▶ [Your task]
The data must be returned in full and exactly as given.

▶ [Rows]
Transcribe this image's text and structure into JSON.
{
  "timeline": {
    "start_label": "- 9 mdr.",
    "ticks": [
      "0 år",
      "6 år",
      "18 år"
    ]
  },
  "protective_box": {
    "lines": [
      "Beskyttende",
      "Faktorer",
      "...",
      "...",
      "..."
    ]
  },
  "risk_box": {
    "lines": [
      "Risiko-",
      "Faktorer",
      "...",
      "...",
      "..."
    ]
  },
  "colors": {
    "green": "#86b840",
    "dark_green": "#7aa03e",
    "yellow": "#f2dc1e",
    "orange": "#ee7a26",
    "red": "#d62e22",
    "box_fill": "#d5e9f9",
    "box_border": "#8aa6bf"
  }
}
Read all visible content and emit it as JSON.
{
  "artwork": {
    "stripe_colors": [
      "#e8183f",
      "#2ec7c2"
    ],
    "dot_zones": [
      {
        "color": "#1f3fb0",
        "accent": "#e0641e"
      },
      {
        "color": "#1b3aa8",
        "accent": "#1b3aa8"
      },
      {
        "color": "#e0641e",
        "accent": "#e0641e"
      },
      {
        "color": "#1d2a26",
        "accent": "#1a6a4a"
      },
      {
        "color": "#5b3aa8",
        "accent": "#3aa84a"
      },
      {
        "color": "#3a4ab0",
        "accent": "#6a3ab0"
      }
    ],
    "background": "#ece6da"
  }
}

▶ [Solved exercise]
Transcribe this image's text and structure into JSON.
{
  "timeline": {
    "start_label": "- 9 mdr.",
    "ticks": [
      "0 år",
      "6 år",
      "18 år"
    ]
  },
  "protective_box": {
    "lines": [
      "Beskyttende",
      "Faktorer",
      "...",
      "...",
      "..."
    ]
  },
  "risk_box": {
    "lines": [
      "Risiko-",
      "Faktorer",
      "...",
      "...",
      "..."
    ]
  },
  "colors": {
    "green": "#86b840",
    "dark_green": "#7aa03e",
    "yellow": "#f2dc1e",
    "orange": "#ee7a26",
    "red": "#d62e22",
    "box_fill": "#d5e9f9",
    "box_border": "#8aa6bf"
  }
}
Read all visible content and emit it as JSON.
{
  "artwork": {
    "stripe_colors": [
      "#e8183f",
      "#2ec7c2"
    ],
    "dot_zones": [
      {
        "color": "#1f3fb0",
        "accent": "#e0641e"
      },
      {
        "color": "#1b3aa8",
        "accent": "#1b3aa8"
      },
      {
        "color": "#e0641e",
        "accent": "#e0641e"
      },
      {
        "color": "#1d2a26",
        "accent": "#1a6a4a"
      },
      {
        "color": "#5b3aa8",
        "accent": "#3aa84a"
      },
      {
        "color": "#3a4ab0",
        "accent": "#6a3ab0"
      }
    ],
    "background": "#ece6da"
  }
}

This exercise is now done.